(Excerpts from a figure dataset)
--*--
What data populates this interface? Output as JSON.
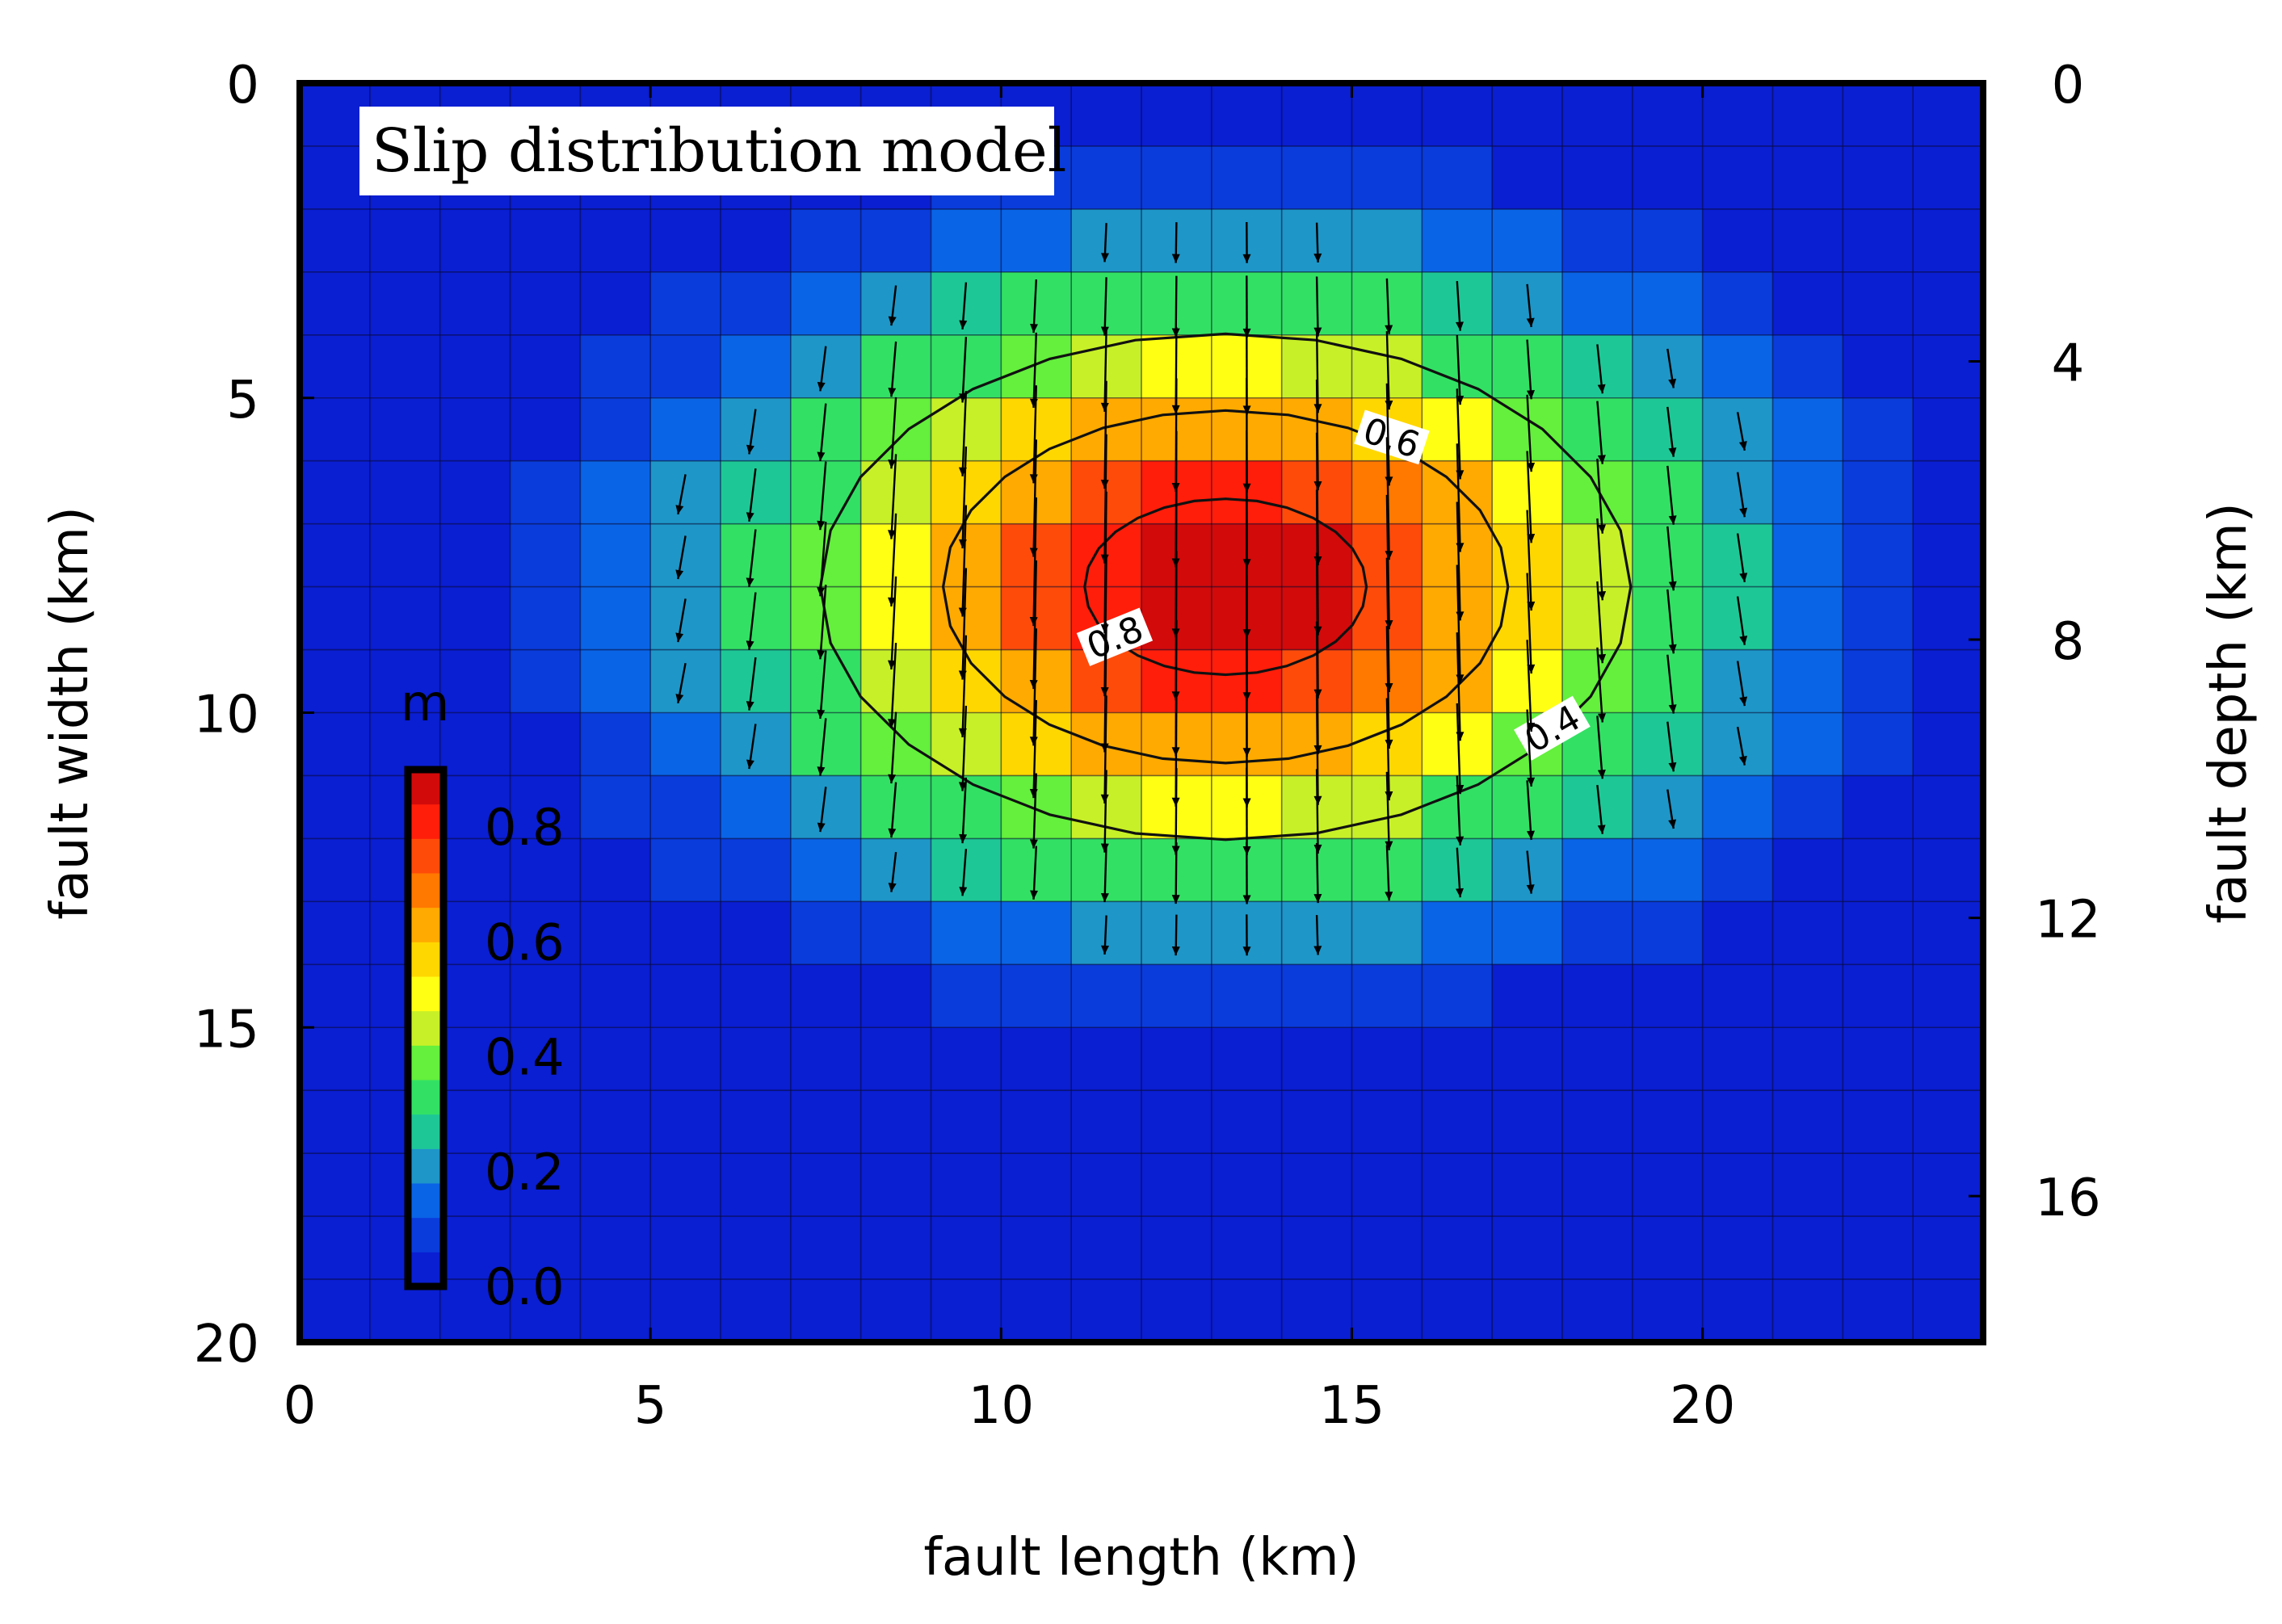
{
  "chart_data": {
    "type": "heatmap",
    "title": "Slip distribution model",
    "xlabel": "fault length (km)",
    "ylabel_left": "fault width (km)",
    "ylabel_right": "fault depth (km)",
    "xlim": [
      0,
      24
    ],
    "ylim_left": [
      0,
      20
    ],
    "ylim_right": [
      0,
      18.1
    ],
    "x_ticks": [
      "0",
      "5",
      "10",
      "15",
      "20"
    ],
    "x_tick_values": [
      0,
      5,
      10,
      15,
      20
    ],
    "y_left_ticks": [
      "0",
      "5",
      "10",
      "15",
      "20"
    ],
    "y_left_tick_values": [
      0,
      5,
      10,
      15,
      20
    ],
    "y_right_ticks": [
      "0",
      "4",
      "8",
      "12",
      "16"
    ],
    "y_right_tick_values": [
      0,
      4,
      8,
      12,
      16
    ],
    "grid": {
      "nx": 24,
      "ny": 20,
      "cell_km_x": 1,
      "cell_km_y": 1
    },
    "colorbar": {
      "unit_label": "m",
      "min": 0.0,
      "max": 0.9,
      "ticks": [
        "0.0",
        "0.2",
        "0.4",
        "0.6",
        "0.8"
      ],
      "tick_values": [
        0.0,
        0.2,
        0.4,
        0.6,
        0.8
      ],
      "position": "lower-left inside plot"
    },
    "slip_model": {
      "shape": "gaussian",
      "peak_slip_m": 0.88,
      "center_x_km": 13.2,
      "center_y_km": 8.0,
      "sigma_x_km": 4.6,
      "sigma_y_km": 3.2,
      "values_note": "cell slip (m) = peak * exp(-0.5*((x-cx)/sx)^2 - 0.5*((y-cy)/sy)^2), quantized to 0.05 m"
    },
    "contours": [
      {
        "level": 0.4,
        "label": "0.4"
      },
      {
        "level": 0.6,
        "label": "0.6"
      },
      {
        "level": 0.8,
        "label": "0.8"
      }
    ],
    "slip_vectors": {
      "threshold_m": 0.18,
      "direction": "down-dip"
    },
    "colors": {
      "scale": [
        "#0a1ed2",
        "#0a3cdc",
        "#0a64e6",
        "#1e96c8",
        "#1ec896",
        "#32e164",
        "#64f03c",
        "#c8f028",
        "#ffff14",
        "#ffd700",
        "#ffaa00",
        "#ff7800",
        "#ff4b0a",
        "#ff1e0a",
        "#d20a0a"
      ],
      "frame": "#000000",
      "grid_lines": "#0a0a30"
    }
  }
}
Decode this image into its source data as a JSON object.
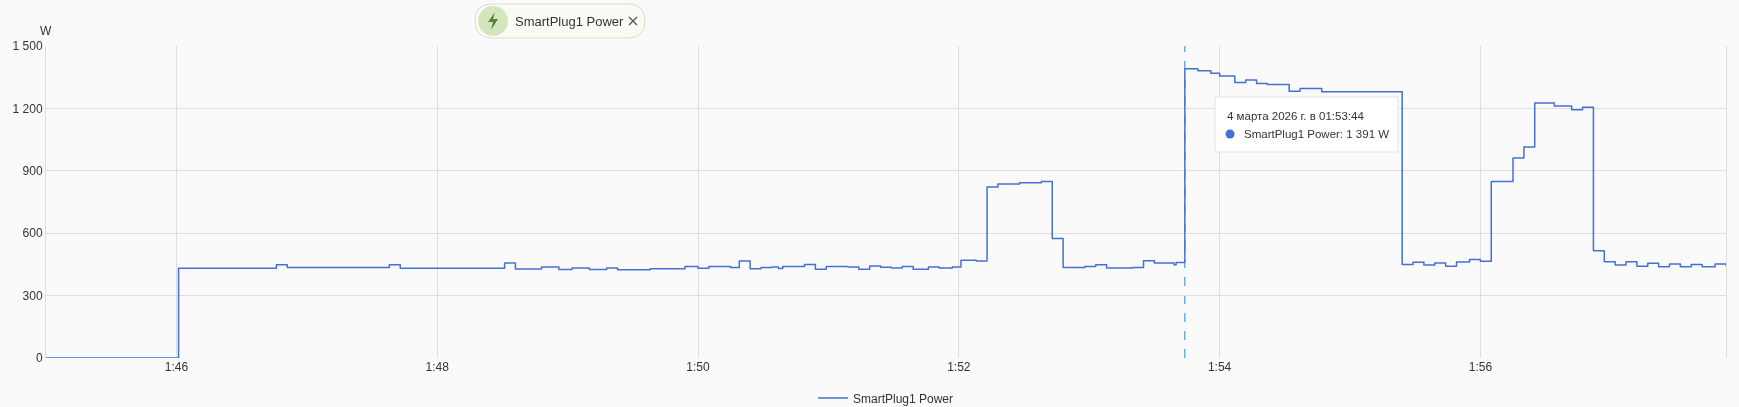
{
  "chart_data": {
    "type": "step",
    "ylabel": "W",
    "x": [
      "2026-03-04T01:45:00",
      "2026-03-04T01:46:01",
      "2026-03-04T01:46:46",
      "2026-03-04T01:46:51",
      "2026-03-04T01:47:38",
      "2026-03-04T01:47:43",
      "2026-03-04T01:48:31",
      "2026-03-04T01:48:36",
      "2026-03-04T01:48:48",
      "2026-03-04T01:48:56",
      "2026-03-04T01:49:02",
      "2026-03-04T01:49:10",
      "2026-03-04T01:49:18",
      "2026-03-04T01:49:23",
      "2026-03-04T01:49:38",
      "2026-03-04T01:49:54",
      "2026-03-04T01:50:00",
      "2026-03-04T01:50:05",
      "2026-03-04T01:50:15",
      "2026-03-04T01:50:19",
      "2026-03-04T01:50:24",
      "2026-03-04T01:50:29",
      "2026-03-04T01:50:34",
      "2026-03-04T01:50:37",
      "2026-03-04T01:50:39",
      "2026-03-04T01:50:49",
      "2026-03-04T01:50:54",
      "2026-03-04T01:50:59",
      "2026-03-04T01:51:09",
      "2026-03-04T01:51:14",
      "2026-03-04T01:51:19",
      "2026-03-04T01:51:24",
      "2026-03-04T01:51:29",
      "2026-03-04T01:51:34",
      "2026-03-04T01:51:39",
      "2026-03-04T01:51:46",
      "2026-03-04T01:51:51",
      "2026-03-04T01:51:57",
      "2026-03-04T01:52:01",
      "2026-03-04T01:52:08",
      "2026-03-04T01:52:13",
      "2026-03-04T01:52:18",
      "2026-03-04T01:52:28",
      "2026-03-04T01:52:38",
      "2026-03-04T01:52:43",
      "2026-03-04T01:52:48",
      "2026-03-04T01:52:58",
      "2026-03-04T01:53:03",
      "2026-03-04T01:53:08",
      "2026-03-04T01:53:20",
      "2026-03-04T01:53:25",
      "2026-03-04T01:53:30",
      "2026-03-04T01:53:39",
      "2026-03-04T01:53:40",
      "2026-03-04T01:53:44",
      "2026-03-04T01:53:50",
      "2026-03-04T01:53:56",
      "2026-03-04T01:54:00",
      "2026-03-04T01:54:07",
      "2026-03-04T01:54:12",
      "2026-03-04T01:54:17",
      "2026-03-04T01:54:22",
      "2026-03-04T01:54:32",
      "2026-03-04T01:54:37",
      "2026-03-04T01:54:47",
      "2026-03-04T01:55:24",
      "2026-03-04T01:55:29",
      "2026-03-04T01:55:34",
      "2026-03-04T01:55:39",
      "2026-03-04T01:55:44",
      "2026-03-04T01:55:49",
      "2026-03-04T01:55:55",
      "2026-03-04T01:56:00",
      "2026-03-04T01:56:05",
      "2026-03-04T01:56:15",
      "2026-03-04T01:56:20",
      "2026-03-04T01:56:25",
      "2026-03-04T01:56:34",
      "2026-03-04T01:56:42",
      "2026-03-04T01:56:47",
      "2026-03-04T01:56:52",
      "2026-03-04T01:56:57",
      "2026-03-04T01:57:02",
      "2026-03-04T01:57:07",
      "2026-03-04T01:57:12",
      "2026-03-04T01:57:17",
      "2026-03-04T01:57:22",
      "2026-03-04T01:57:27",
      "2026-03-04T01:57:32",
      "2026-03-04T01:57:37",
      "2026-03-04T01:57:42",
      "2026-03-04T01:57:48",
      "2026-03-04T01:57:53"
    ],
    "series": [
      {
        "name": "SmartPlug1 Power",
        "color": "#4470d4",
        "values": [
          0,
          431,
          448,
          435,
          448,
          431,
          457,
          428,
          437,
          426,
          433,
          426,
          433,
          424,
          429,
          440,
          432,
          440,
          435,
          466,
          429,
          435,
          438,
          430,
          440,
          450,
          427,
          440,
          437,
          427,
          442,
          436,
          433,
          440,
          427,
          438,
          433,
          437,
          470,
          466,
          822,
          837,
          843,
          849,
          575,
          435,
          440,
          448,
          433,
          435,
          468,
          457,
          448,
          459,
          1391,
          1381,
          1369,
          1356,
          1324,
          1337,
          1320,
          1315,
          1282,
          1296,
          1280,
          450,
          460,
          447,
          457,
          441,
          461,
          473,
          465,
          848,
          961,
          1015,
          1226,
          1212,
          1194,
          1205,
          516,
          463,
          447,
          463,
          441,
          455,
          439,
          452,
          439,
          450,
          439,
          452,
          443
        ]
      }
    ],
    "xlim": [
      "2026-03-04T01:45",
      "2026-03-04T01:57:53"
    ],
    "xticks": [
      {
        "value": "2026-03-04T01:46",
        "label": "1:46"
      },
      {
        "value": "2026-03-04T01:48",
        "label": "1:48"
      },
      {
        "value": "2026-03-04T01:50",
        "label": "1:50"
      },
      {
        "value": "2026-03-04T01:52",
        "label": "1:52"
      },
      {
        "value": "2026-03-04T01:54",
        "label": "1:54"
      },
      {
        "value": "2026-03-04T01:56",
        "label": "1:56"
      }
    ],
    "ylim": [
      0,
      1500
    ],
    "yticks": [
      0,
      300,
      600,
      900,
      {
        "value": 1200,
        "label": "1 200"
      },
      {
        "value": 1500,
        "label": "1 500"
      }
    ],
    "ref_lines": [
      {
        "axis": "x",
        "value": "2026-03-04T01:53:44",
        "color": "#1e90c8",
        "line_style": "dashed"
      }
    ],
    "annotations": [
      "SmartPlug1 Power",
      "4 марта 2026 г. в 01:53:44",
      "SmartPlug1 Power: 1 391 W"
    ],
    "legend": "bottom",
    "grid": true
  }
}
--*--
## Written task
Within the material above, find the lines that contain the word "JSON"; copy them.

## Answer to the problem
What data populates this interface? Output as JSON.
Decode this image into its source data as a JSON object.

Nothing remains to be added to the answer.